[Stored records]
--- BEGIN ---

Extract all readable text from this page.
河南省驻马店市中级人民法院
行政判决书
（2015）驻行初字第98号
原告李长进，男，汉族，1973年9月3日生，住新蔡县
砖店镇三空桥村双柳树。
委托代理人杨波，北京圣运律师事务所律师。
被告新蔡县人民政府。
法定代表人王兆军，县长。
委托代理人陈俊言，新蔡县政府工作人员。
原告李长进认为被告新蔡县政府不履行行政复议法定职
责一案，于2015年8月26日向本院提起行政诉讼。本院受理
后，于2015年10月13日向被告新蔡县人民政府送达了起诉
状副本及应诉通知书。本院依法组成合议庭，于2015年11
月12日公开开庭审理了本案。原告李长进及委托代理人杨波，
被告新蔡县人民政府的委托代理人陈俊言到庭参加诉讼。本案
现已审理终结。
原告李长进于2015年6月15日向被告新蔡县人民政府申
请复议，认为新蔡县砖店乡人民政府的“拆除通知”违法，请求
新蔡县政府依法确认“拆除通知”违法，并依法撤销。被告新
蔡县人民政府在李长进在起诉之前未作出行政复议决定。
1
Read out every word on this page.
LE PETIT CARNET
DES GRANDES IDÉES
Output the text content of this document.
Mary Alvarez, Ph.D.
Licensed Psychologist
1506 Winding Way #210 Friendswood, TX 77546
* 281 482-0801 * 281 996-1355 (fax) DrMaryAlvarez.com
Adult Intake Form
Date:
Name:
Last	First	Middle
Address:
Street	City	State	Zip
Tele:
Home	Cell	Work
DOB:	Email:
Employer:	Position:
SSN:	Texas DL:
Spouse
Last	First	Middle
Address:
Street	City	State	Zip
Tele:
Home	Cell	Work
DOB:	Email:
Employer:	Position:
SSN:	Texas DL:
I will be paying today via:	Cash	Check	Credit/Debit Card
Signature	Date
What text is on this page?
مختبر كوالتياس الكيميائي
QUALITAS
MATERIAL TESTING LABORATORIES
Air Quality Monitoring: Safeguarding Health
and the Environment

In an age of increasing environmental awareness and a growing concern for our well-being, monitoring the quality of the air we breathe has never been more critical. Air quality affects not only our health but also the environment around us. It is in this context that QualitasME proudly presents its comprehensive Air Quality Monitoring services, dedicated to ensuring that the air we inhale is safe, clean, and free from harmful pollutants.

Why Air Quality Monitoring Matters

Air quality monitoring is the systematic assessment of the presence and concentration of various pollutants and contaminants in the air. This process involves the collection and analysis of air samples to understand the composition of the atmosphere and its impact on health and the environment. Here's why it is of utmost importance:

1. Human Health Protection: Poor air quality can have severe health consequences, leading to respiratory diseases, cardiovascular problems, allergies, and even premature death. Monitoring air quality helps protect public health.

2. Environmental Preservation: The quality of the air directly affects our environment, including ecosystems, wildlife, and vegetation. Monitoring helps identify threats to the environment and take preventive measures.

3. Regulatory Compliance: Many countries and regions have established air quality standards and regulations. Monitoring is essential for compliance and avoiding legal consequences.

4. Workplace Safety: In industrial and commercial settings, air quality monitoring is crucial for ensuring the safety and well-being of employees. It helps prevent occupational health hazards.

--- END ---

- **Objective**:
Copy out each line of the listing that holds "from".

- **Exercise result**:
Extract all readable text from this page.
In an age of increasing environmental awareness and a growing concern for our well-being, monitoring the quality of the air we breathe has never been more critical. Air quality affects not only our health but also the environment around us. It is in this context that QualitasME proudly presents its comprehensive Air Quality Monitoring services, dedicated to ensuring that the air we inhale is safe, clean, and free from harmful pollutants.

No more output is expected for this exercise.